[Figure record extracts]

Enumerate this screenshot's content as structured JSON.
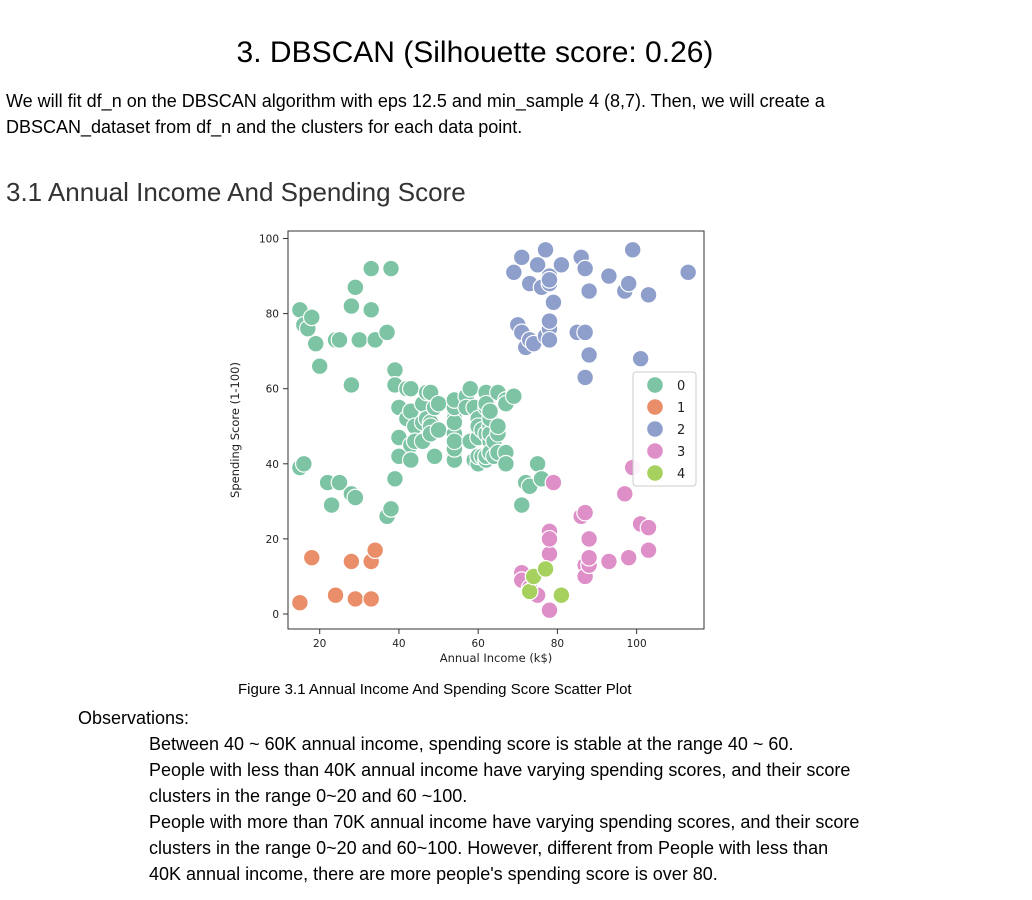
{
  "heading": "3. DBSCAN (Silhouette score: 0.26)",
  "intro": {
    "line1": "We will fit df_n on the DBSCAN algorithm with eps 12.5 and min_sample 4  (8,7). Then, we will create a",
    "line2": "DBSCAN_dataset from df_n and the clusters for each data point."
  },
  "section_title": "3.1 Annual Income And Spending Score",
  "chart_data": {
    "type": "scatter",
    "xlabel": "Annual Income (k$)",
    "ylabel": "Spending Score (1-100)",
    "xlim": [
      12,
      117
    ],
    "ylim": [
      -4,
      102
    ],
    "xticks": [
      20,
      40,
      60,
      80,
      100
    ],
    "yticks": [
      0,
      20,
      40,
      60,
      80,
      100
    ],
    "legend_position": "right",
    "grid": false,
    "series": [
      {
        "name": "0",
        "color": "#7cc4a4",
        "points": [
          [
            15,
            39
          ],
          [
            16,
            40
          ],
          [
            15,
            81
          ],
          [
            16,
            77
          ],
          [
            17,
            76
          ],
          [
            18,
            79
          ],
          [
            19,
            72
          ],
          [
            20,
            66
          ],
          [
            22,
            35
          ],
          [
            23,
            29
          ],
          [
            24,
            73
          ],
          [
            25,
            73
          ],
          [
            25,
            35
          ],
          [
            28,
            61
          ],
          [
            28,
            82
          ],
          [
            28,
            32
          ],
          [
            29,
            31
          ],
          [
            29,
            87
          ],
          [
            30,
            73
          ],
          [
            33,
            92
          ],
          [
            33,
            81
          ],
          [
            34,
            73
          ],
          [
            37,
            26
          ],
          [
            37,
            75
          ],
          [
            38,
            92
          ],
          [
            38,
            28
          ],
          [
            39,
            65
          ],
          [
            39,
            61
          ],
          [
            39,
            36
          ],
          [
            40,
            55
          ],
          [
            40,
            47
          ],
          [
            40,
            42
          ],
          [
            42,
            60
          ],
          [
            42,
            52
          ],
          [
            43,
            54
          ],
          [
            43,
            60
          ],
          [
            43,
            45
          ],
          [
            43,
            41
          ],
          [
            44,
            50
          ],
          [
            44,
            46
          ],
          [
            46,
            51
          ],
          [
            46,
            46
          ],
          [
            46,
            56
          ],
          [
            47,
            52
          ],
          [
            47,
            59
          ],
          [
            48,
            51
          ],
          [
            48,
            59
          ],
          [
            48,
            50
          ],
          [
            48,
            48
          ],
          [
            48,
            59
          ],
          [
            49,
            55
          ],
          [
            49,
            42
          ],
          [
            50,
            49
          ],
          [
            50,
            56
          ],
          [
            54,
            47
          ],
          [
            54,
            54
          ],
          [
            54,
            53
          ],
          [
            54,
            48
          ],
          [
            54,
            52
          ],
          [
            54,
            42
          ],
          [
            54,
            51
          ],
          [
            54,
            55
          ],
          [
            54,
            41
          ],
          [
            54,
            44
          ],
          [
            54,
            57
          ],
          [
            54,
            46
          ],
          [
            57,
            58
          ],
          [
            57,
            55
          ],
          [
            58,
            60
          ],
          [
            58,
            46
          ],
          [
            59,
            55
          ],
          [
            59,
            41
          ],
          [
            60,
            49
          ],
          [
            60,
            40
          ],
          [
            60,
            42
          ],
          [
            60,
            52
          ],
          [
            60,
            47
          ],
          [
            60,
            50
          ],
          [
            61,
            42
          ],
          [
            61,
            49
          ],
          [
            62,
            41
          ],
          [
            62,
            48
          ],
          [
            62,
            59
          ],
          [
            62,
            55
          ],
          [
            62,
            56
          ],
          [
            62,
            42
          ],
          [
            63,
            50
          ],
          [
            63,
            46
          ],
          [
            63,
            43
          ],
          [
            63,
            48
          ],
          [
            63,
            52
          ],
          [
            63,
            54
          ],
          [
            64,
            42
          ],
          [
            64,
            46
          ],
          [
            65,
            48
          ],
          [
            65,
            50
          ],
          [
            65,
            43
          ],
          [
            65,
            59
          ],
          [
            67,
            43
          ],
          [
            67,
            57
          ],
          [
            67,
            56
          ],
          [
            67,
            40
          ],
          [
            69,
            58
          ],
          [
            71,
            29
          ],
          [
            72,
            35
          ],
          [
            73,
            34
          ],
          [
            75,
            40
          ],
          [
            76,
            36
          ]
        ]
      },
      {
        "name": "1",
        "color": "#ea8e6a",
        "points": [
          [
            15,
            3
          ],
          [
            18,
            15
          ],
          [
            24,
            5
          ],
          [
            28,
            14
          ],
          [
            29,
            4
          ],
          [
            33,
            4
          ],
          [
            33,
            14
          ],
          [
            34,
            17
          ]
        ]
      },
      {
        "name": "2",
        "color": "#8f9fcb",
        "points": [
          [
            69,
            91
          ],
          [
            70,
            77
          ],
          [
            71,
            95
          ],
          [
            71,
            75
          ],
          [
            71,
            75
          ],
          [
            72,
            71
          ],
          [
            73,
            88
          ],
          [
            73,
            73
          ],
          [
            74,
            72
          ],
          [
            75,
            93
          ],
          [
            76,
            87
          ],
          [
            77,
            97
          ],
          [
            77,
            74
          ],
          [
            78,
            90
          ],
          [
            78,
            88
          ],
          [
            78,
            76
          ],
          [
            78,
            89
          ],
          [
            78,
            78
          ],
          [
            78,
            73
          ],
          [
            79,
            83
          ],
          [
            81,
            93
          ],
          [
            85,
            75
          ],
          [
            86,
            95
          ],
          [
            87,
            63
          ],
          [
            87,
            75
          ],
          [
            87,
            92
          ],
          [
            88,
            69
          ],
          [
            88,
            86
          ],
          [
            93,
            90
          ],
          [
            97,
            86
          ],
          [
            98,
            88
          ],
          [
            99,
            97
          ],
          [
            101,
            68
          ],
          [
            103,
            85
          ],
          [
            113,
            91
          ]
        ]
      },
      {
        "name": "3",
        "color": "#df8fc8",
        "points": [
          [
            71,
            11
          ],
          [
            71,
            9
          ],
          [
            73,
            7
          ],
          [
            74,
            10
          ],
          [
            75,
            5
          ],
          [
            78,
            1
          ],
          [
            78,
            16
          ],
          [
            78,
            22
          ],
          [
            78,
            20
          ],
          [
            79,
            35
          ],
          [
            86,
            26
          ],
          [
            87,
            27
          ],
          [
            87,
            13
          ],
          [
            87,
            10
          ],
          [
            88,
            13
          ],
          [
            88,
            15
          ],
          [
            88,
            20
          ],
          [
            93,
            14
          ],
          [
            97,
            32
          ],
          [
            98,
            15
          ],
          [
            99,
            39
          ],
          [
            101,
            24
          ],
          [
            103,
            23
          ],
          [
            103,
            17
          ]
        ]
      },
      {
        "name": "4",
        "color": "#a6d15e",
        "points": [
          [
            73,
            6
          ],
          [
            74,
            10
          ],
          [
            77,
            12
          ],
          [
            81,
            5
          ]
        ]
      }
    ]
  },
  "caption": "Figure 3.1 Annual Income And Spending Score Scatter Plot",
  "observations": {
    "title": "Observations:",
    "lines": [
      "Between 40 ~ 60K annual income, spending score is stable at the range 40 ~ 60.",
      "People with less than 40K annual income have varying spending scores, and their score",
      "clusters in the range 0~20 and 60 ~100.",
      "People with more than 70K annual income have varying spending scores, and their score",
      "clusters in the range 0~20 and 60~100. However, different from People with less than",
      "40K annual income, there are more people's spending score is over 80."
    ]
  }
}
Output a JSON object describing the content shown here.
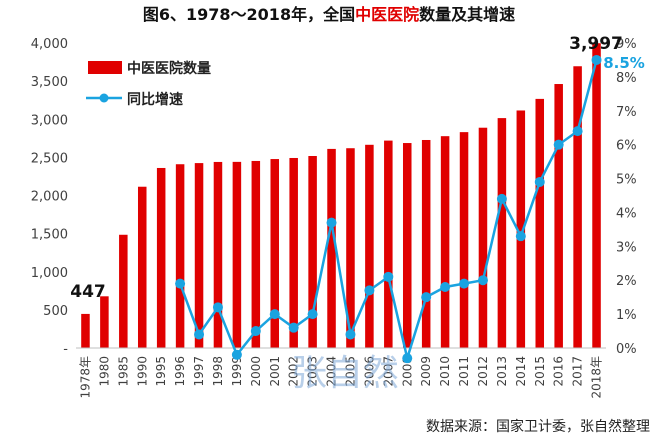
{
  "chart_data": {
    "type": "bar",
    "title_parts": [
      "图6、1978～2018年，全国",
      "中医医院",
      "数量及其增速"
    ],
    "categories": [
      "1978年",
      "1980",
      "1985",
      "1990",
      "1995",
      "1996",
      "1997",
      "1998",
      "1999",
      "2000",
      "2001",
      "2002",
      "2003",
      "2004",
      "2005",
      "2006",
      "2007",
      "2008",
      "2009",
      "2010",
      "2011",
      "2012",
      "2013",
      "2014",
      "2015",
      "2016",
      "2017",
      "2018年"
    ],
    "series": [
      {
        "name": "中医医院数量",
        "type": "bar",
        "axis": "left",
        "color": "#e00000",
        "values": [
          447,
          678,
          1485,
          2115,
          2361,
          2410,
          2425,
          2440,
          2441,
          2453,
          2478,
          2492,
          2518,
          2611,
          2620,
          2665,
          2720,
          2688,
          2728,
          2778,
          2831,
          2889,
          3015,
          3115,
          3267,
          3462,
          3695,
          3997
        ]
      },
      {
        "name": "同比增速",
        "type": "line",
        "axis": "right",
        "color": "#1aa3e0",
        "values": [
          null,
          null,
          null,
          null,
          null,
          1.9,
          0.4,
          1.2,
          -0.2,
          0.5,
          1.0,
          0.6,
          1.0,
          3.7,
          0.4,
          1.7,
          2.1,
          -0.3,
          1.5,
          1.8,
          1.9,
          2.0,
          4.4,
          3.3,
          4.9,
          6.0,
          6.4,
          8.5
        ]
      }
    ],
    "y_left": {
      "min": 0,
      "max": 4000,
      "ticks": [
        "-",
        "500",
        "1,000",
        "1,500",
        "2,000",
        "2,500",
        "3,000",
        "3,500",
        "4,000"
      ]
    },
    "y_right": {
      "min": 0,
      "max": 9,
      "ticks": [
        "0%",
        "1%",
        "2%",
        "3%",
        "4%",
        "5%",
        "6%",
        "7%",
        "8%",
        "9%"
      ]
    },
    "annotations": {
      "first_bar": "447",
      "last_bar": "3,997",
      "last_rate": "8.5%"
    }
  },
  "watermark": "张自然",
  "source_text": "数据来源：国家卫计委，张自然整理"
}
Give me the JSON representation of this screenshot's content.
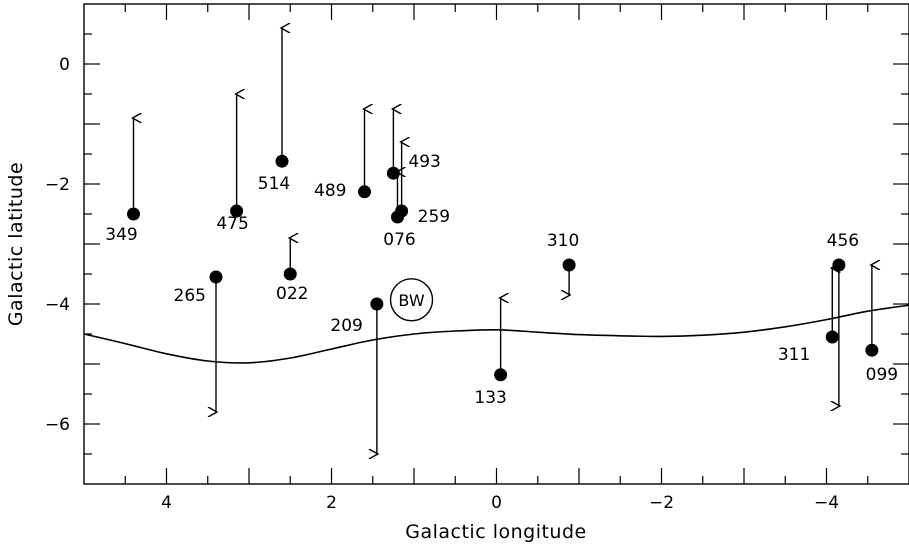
{
  "chart_data": {
    "type": "scatter",
    "xlabel": "Galactic longitude",
    "ylabel": "Galactic latitude",
    "xlim": [
      5,
      -5
    ],
    "ylim": [
      -7,
      1
    ],
    "x_reversed": true,
    "grid": false,
    "x_ticks": [
      4,
      2,
      0,
      -2,
      -4
    ],
    "x_tick_labels": [
      "4",
      "2",
      "0",
      "−2",
      "−4"
    ],
    "y_ticks": [
      0,
      -2,
      -4,
      -6
    ],
    "y_tick_labels": [
      "0",
      "−2",
      "−4",
      "−6"
    ],
    "points": [
      {
        "label": "349",
        "x": 4.4,
        "y": -2.5,
        "arrow_to": -0.9
      },
      {
        "label": "475",
        "x": 3.15,
        "y": -2.45,
        "arrow_to": -0.5
      },
      {
        "label": "514",
        "x": 2.6,
        "y": -1.62,
        "arrow_to": 0.6
      },
      {
        "label": "265",
        "x": 3.4,
        "y": -3.55,
        "arrow_to": -5.8
      },
      {
        "label": "022",
        "x": 2.5,
        "y": -3.5,
        "arrow_to": -2.9
      },
      {
        "label": "489",
        "x": 1.6,
        "y": -2.13,
        "arrow_to": -0.75
      },
      {
        "label": "493",
        "x": 1.25,
        "y": -1.82,
        "arrow_to": -0.75
      },
      {
        "label": "076",
        "x": 1.2,
        "y": -2.55,
        "arrow_to": -1.8
      },
      {
        "label": "259",
        "x": 1.15,
        "y": -2.45,
        "arrow_to": -1.3
      },
      {
        "label": "209",
        "x": 1.45,
        "y": -4.0,
        "arrow_to": -6.5
      },
      {
        "label": "310",
        "x": -0.88,
        "y": -3.35,
        "arrow_to": -3.85
      },
      {
        "label": "133",
        "x": -0.05,
        "y": -5.18,
        "arrow_to": -3.9
      },
      {
        "label": "456",
        "x": -4.15,
        "y": -3.35,
        "arrow_to": -5.7
      },
      {
        "label": "311",
        "x": -4.07,
        "y": -4.55,
        "arrow_to": -3.4
      },
      {
        "label": "099",
        "x": -4.55,
        "y": -4.77,
        "arrow_to": -3.35
      }
    ],
    "annotations": [
      {
        "text": "BW",
        "x": 1.03,
        "y": -3.93
      }
    ],
    "curve": {
      "x": [
        5.0,
        4.5,
        4.0,
        3.5,
        3.0,
        2.5,
        2.0,
        1.5,
        1.0,
        0.5,
        0.0,
        -0.5,
        -1.0,
        -1.5,
        -2.0,
        -2.5,
        -3.0,
        -3.5,
        -4.0,
        -4.5,
        -5.0
      ],
      "y": [
        -4.5,
        -4.66,
        -4.83,
        -4.95,
        -4.98,
        -4.9,
        -4.75,
        -4.6,
        -4.5,
        -4.45,
        -4.43,
        -4.47,
        -4.51,
        -4.53,
        -4.54,
        -4.52,
        -4.47,
        -4.38,
        -4.26,
        -4.12,
        -4.02
      ]
    }
  }
}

What you have to do >>
The word "less" may appear on some lines. Report how many lines hold it, giving the number alone.

Answer in full >>
2